[Saved data entries]
☆ ☆ ☆ ☆ ☆ ☆ ☆

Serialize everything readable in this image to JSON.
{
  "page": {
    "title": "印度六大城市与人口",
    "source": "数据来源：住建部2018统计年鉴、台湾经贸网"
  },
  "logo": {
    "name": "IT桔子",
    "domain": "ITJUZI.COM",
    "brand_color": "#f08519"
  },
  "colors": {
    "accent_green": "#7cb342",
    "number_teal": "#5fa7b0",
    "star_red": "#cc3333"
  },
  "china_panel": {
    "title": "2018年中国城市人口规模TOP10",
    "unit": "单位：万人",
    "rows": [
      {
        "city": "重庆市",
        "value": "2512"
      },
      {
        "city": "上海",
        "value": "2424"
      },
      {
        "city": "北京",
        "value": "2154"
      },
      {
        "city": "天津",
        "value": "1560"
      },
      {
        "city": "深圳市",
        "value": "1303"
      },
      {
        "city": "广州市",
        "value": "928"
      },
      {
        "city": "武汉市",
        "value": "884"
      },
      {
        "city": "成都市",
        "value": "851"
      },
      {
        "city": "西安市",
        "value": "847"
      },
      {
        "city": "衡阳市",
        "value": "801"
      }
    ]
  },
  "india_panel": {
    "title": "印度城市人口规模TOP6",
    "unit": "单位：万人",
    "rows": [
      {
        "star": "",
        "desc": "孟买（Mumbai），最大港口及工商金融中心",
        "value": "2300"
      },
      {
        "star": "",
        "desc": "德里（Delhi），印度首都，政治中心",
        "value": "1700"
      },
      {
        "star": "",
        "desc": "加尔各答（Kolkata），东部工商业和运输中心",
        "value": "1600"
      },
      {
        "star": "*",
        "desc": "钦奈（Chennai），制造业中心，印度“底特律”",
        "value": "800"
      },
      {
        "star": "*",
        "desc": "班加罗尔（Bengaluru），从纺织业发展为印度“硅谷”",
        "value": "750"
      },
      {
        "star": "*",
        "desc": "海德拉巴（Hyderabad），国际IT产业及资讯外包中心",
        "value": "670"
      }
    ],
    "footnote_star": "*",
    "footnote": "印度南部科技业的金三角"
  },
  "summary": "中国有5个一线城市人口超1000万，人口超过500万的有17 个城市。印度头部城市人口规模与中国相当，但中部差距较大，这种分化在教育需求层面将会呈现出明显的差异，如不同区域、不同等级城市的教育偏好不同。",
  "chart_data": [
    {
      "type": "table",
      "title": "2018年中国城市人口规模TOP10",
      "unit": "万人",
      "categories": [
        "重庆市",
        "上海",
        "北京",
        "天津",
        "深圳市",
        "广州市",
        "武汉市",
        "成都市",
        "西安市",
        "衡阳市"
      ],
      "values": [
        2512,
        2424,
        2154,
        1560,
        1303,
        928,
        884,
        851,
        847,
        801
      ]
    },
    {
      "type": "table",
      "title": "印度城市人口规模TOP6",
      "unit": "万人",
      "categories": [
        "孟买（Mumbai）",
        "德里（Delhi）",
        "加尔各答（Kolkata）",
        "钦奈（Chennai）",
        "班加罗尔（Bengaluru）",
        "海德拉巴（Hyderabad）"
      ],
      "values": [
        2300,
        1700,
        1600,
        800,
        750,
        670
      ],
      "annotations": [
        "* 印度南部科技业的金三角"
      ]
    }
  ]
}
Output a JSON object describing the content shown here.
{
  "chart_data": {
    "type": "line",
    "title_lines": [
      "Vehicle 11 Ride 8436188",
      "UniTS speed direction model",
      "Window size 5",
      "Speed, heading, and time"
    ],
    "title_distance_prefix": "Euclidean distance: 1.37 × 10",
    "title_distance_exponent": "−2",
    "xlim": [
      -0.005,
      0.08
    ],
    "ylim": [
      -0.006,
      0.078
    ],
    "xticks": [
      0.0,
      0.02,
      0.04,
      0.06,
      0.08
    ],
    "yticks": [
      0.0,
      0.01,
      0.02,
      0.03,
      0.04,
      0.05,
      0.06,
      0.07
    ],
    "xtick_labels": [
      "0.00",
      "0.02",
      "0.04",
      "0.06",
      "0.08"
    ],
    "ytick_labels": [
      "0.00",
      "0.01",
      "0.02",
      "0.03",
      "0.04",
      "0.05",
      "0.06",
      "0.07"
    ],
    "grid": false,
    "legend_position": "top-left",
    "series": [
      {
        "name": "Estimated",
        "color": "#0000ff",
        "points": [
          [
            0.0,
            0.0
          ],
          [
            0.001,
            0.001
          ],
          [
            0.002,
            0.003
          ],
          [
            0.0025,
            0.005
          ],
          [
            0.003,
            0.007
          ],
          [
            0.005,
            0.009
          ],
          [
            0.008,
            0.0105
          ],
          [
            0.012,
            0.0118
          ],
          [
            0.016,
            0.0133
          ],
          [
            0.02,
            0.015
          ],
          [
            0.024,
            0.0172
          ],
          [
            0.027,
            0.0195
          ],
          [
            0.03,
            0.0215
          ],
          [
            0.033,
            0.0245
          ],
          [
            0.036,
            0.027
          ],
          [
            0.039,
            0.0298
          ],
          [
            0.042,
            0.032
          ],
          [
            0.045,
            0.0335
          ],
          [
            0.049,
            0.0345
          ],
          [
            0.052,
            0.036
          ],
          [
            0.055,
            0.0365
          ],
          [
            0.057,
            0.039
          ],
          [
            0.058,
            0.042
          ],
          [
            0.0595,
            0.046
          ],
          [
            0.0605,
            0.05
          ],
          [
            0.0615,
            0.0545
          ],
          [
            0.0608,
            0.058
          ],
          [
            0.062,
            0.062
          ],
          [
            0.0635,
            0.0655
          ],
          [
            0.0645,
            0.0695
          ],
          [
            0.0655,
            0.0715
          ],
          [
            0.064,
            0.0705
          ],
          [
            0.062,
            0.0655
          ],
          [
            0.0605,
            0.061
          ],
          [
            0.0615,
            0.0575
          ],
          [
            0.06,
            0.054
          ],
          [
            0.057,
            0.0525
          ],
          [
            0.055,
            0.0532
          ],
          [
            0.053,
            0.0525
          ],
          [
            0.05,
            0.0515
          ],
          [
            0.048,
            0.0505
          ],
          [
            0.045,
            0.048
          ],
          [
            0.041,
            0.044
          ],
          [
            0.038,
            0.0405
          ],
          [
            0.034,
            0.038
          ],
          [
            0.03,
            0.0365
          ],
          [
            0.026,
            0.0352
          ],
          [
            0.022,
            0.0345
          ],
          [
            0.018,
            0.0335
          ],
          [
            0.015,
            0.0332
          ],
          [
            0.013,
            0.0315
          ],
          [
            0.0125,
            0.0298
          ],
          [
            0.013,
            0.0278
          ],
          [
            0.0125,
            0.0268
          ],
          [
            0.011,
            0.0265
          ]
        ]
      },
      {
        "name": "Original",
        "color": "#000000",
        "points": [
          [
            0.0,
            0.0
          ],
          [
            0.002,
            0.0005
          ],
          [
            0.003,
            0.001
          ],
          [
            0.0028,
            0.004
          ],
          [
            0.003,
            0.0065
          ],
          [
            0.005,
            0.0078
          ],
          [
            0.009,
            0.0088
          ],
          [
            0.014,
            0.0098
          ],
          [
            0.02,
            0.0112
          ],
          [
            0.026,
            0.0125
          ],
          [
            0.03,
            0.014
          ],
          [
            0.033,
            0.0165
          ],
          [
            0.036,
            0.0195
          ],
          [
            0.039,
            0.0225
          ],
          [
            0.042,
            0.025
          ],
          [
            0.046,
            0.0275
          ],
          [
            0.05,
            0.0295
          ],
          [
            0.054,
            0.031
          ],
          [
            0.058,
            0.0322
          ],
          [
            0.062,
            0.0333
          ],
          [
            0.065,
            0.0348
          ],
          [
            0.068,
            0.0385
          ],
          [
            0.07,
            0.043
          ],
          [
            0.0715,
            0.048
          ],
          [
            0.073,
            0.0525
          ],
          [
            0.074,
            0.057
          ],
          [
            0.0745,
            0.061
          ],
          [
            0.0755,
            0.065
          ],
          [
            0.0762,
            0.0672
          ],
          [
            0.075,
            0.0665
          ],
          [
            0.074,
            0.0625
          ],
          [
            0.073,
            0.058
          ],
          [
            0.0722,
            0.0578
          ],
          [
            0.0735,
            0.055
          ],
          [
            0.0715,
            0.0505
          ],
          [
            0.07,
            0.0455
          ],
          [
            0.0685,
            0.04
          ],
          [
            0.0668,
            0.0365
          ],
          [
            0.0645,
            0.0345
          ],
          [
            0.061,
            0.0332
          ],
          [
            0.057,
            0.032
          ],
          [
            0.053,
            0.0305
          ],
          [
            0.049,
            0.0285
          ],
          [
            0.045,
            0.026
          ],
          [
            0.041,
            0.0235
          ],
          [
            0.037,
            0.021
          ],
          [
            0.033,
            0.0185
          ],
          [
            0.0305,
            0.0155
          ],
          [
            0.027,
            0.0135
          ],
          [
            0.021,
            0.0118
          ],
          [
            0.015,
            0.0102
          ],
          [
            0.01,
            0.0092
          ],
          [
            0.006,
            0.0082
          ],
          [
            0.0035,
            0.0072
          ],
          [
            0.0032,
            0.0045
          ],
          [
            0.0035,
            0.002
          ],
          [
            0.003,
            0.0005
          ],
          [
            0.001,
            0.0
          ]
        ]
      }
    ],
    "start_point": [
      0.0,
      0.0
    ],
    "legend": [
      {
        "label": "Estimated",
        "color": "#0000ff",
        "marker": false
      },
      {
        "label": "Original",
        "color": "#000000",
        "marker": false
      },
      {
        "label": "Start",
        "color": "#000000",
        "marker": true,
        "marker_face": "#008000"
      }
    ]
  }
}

☆ ☆ ☆ ☆ ☆ ☆ ☆

What the task asks: Check each line of the entries above, and show every one holding the word "加尔各答".

Result of this task:
        "desc": "加尔各答（Kolkata），东部工商业和运输中心",
        "加尔各答（Kolkata）",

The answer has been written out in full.